Stated goal
Entries follow. Set all of them down as they stand.

★ ★ ★

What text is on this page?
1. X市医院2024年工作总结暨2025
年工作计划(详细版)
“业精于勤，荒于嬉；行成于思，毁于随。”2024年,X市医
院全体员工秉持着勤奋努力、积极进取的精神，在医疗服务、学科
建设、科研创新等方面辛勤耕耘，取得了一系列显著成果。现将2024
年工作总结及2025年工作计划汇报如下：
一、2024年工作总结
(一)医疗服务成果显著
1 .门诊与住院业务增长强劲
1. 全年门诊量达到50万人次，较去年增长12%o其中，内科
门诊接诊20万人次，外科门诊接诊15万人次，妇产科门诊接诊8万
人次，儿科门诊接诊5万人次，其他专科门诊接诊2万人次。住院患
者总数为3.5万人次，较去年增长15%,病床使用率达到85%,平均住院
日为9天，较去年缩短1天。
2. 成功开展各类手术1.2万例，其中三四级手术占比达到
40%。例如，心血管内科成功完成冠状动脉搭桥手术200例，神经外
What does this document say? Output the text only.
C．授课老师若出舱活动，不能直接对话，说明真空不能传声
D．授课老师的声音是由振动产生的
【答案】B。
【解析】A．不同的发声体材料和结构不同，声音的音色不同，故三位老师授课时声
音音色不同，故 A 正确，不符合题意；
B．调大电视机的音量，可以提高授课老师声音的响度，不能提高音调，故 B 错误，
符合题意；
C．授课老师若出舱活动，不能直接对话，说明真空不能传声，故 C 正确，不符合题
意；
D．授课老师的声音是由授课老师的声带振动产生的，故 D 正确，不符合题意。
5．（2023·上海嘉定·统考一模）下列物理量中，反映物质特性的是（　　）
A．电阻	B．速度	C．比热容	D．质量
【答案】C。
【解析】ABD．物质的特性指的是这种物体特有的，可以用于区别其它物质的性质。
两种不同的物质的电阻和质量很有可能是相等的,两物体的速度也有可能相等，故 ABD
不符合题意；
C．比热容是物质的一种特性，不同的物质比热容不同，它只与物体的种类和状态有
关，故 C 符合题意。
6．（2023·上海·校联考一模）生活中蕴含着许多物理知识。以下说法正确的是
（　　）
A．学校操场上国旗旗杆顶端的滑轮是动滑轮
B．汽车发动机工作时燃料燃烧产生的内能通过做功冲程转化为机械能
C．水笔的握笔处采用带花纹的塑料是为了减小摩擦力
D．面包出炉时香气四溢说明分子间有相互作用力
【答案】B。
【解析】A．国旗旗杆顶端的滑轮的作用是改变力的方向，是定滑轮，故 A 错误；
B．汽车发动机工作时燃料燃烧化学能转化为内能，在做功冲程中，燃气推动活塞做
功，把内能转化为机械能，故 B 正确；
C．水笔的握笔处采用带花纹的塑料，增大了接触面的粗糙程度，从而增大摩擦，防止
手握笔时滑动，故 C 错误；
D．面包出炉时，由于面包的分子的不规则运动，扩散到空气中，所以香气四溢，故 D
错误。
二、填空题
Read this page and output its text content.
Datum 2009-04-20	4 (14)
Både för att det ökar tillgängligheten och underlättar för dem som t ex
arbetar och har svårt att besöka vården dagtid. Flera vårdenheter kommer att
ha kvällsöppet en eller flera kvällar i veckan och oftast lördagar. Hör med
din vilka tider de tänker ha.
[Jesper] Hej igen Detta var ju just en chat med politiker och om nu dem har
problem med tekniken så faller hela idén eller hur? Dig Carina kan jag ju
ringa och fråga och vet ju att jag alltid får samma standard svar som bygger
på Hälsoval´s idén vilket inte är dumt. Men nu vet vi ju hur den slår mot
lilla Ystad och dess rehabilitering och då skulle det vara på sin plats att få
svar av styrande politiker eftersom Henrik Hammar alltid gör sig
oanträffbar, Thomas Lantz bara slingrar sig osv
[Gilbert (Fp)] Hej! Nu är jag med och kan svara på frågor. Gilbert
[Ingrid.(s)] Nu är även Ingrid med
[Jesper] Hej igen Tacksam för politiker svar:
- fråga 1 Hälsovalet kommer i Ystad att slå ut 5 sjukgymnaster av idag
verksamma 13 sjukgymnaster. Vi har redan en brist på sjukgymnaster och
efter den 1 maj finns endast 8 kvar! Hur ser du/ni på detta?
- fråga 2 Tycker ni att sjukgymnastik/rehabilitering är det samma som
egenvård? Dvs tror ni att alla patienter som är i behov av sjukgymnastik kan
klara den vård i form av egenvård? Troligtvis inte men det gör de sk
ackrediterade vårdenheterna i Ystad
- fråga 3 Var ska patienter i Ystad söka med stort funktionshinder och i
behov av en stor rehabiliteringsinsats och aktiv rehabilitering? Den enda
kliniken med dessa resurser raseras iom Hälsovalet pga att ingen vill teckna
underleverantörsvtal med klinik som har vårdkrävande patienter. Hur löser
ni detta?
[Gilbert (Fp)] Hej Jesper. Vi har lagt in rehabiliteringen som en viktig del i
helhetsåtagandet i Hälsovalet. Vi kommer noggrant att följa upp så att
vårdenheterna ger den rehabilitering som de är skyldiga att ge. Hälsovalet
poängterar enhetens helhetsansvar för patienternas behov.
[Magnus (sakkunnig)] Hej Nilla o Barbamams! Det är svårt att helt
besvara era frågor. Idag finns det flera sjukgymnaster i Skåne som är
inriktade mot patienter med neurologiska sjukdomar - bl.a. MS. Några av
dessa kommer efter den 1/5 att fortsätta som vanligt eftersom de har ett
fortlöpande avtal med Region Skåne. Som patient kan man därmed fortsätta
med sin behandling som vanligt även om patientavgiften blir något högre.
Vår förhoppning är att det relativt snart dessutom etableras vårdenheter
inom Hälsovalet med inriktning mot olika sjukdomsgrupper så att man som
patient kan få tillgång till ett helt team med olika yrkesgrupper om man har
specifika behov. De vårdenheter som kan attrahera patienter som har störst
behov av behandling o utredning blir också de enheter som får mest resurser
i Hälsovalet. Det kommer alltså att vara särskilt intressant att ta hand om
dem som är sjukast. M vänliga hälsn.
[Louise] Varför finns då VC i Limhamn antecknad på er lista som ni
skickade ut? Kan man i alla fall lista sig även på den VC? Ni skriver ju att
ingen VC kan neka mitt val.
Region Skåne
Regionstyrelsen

★ ★ ★

Complete response
What text is on this page?
1. X市医院2024年工作总结暨2025
年工作计划(详细版)
“业精于勤，荒于嬉；行成于思，毁于随。”2024年,X市医
院全体员工秉持着勤奋努力、积极进取的精神，在医疗服务、学科
建设、科研创新等方面辛勤耕耘，取得了一系列显著成果。现将2024
年工作总结及2025年工作计划汇报如下：
一、2024年工作总结
(一)医疗服务成果显著
1 .门诊与住院业务增长强劲
1. 全年门诊量达到50万人次，较去年增长12%o其中，内科
门诊接诊20万人次，外科门诊接诊15万人次，妇产科门诊接诊8万
人次，儿科门诊接诊5万人次，其他专科门诊接诊2万人次。住院患
者总数为3.5万人次，较去年增长15%,病床使用率达到85%,平均住院
日为9天，较去年缩短1天。
2. 成功开展各类手术1.2万例，其中三四级手术占比达到
40%。例如，心血管内科成功完成冠状动脉搭桥手术200例，神经外
What does this document say? Output the text only.
C．授课老师若出舱活动，不能直接对话，说明真空不能传声
D．授课老师的声音是由振动产生的
【答案】B。
【解析】A．不同的发声体材料和结构不同，声音的音色不同，故三位老师授课时声
音音色不同，故 A 正确，不符合题意；
B．调大电视机的音量，可以提高授课老师声音的响度，不能提高音调，故 B 错误，
符合题意；
C．授课老师若出舱活动，不能直接对话，说明真空不能传声，故 C 正确，不符合题
意；
D．授课老师的声音是由授课老师的声带振动产生的，故 D 正确，不符合题意。
5．（2023·上海嘉定·统考一模）下列物理量中，反映物质特性的是（　　）
A．电阻	B．速度	C．比热容	D．质量
【答案】C。
【解析】ABD．物质的特性指的是这种物体特有的，可以用于区别其它物质的性质。
两种不同的物质的电阻和质量很有可能是相等的,两物体的速度也有可能相等，故 ABD
不符合题意；
C．比热容是物质的一种特性，不同的物质比热容不同，它只与物体的种类和状态有
关，故 C 符合题意。
6．（2023·上海·校联考一模）生活中蕴含着许多物理知识。以下说法正确的是
（　　）
A．学校操场上国旗旗杆顶端的滑轮是动滑轮
B．汽车发动机工作时燃料燃烧产生的内能通过做功冲程转化为机械能
C．水笔的握笔处采用带花纹的塑料是为了减小摩擦力
D．面包出炉时香气四溢说明分子间有相互作用力
【答案】B。
【解析】A．国旗旗杆顶端的滑轮的作用是改变力的方向，是定滑轮，故 A 错误；
B．汽车发动机工作时燃料燃烧化学能转化为内能，在做功冲程中，燃气推动活塞做
功，把内能转化为机械能，故 B 正确；
C．水笔的握笔处采用带花纹的塑料，增大了接触面的粗糙程度，从而增大摩擦，防止
手握笔时滑动，故 C 错误；
D．面包出炉时，由于面包的分子的不规则运动，扩散到空气中，所以香气四溢，故 D
错误。
二、填空题
Read this page and output its text content.
Datum 2009-04-20	4 (14)
Både för att det ökar tillgängligheten och underlättar för dem som t ex
arbetar och har svårt att besöka vården dagtid. Flera vårdenheter kommer att
ha kvällsöppet en eller flera kvällar i veckan och oftast lördagar. Hör med
din vilka tider de tänker ha.
[Jesper] Hej igen Detta var ju just en chat med politiker och om nu dem har
problem med tekniken så faller hela idén eller hur? Dig Carina kan jag ju
ringa och fråga och vet ju att jag alltid får samma standard svar som bygger
på Hälsoval´s idén vilket inte är dumt. Men nu vet vi ju hur den slår mot
lilla Ystad och dess rehabilitering och då skulle det vara på sin plats att få
svar av styrande politiker eftersom Henrik Hammar alltid gör sig
oanträffbar, Thomas Lantz bara slingrar sig osv
[Gilbert (Fp)] Hej! Nu är jag med och kan svara på frågor. Gilbert
[Ingrid.(s)] Nu är även Ingrid med
[Jesper] Hej igen Tacksam för politiker svar:
- fråga 1 Hälsovalet kommer i Ystad att slå ut 5 sjukgymnaster av idag
verksamma 13 sjukgymnaster. Vi har redan en brist på sjukgymnaster och
efter den 1 maj finns endast 8 kvar! Hur ser du/ni på detta?
- fråga 2 Tycker ni att sjukgymnastik/rehabilitering är det samma som
egenvård? Dvs tror ni att alla patienter som är i behov av sjukgymnastik kan
klara den vård i form av egenvård? Troligtvis inte men det gör de sk
ackrediterade vårdenheterna i Ystad
- fråga 3 Var ska patienter i Ystad söka med stort funktionshinder och i
behov av en stor rehabiliteringsinsats och aktiv rehabilitering? Den enda
kliniken med dessa resurser raseras iom Hälsovalet pga att ingen vill teckna
underleverantörsvtal med klinik som har vårdkrävande patienter. Hur löser
ni detta?
[Gilbert (Fp)] Hej Jesper. Vi har lagt in rehabiliteringen som en viktig del i
helhetsåtagandet i Hälsovalet. Vi kommer noggrant att följa upp så att
vårdenheterna ger den rehabilitering som de är skyldiga att ge. Hälsovalet
poängterar enhetens helhetsansvar för patienternas behov.
[Magnus (sakkunnig)] Hej Nilla o Barbamams! Det är svårt att helt
besvara era frågor. Idag finns det flera sjukgymnaster i Skåne som är
inriktade mot patienter med neurologiska sjukdomar - bl.a. MS. Några av
dessa kommer efter den 1/5 att fortsätta som vanligt eftersom de har ett
fortlöpande avtal med Region Skåne. Som patient kan man därmed fortsätta
med sin behandling som vanligt även om patientavgiften blir något högre.
Vår förhoppning är att det relativt snart dessutom etableras vårdenheter
inom Hälsovalet med inriktning mot olika sjukdomsgrupper så att man som
patient kan få tillgång till ett helt team med olika yrkesgrupper om man har
specifika behov. De vårdenheter som kan attrahera patienter som har störst
behov av behandling o utredning blir också de enheter som får mest resurser
i Hälsovalet. Det kommer alltså att vara särskilt intressant att ta hand om
dem som är sjukast. M vänliga hälsn.
[Louise] Varför finns då VC i Limhamn antecknad på er lista som ni
skickade ut? Kan man i alla fall lista sig även på den VC? Ni skriver ju att
ingen VC kan neka mitt val.
Region Skåne
Regionstyrelsen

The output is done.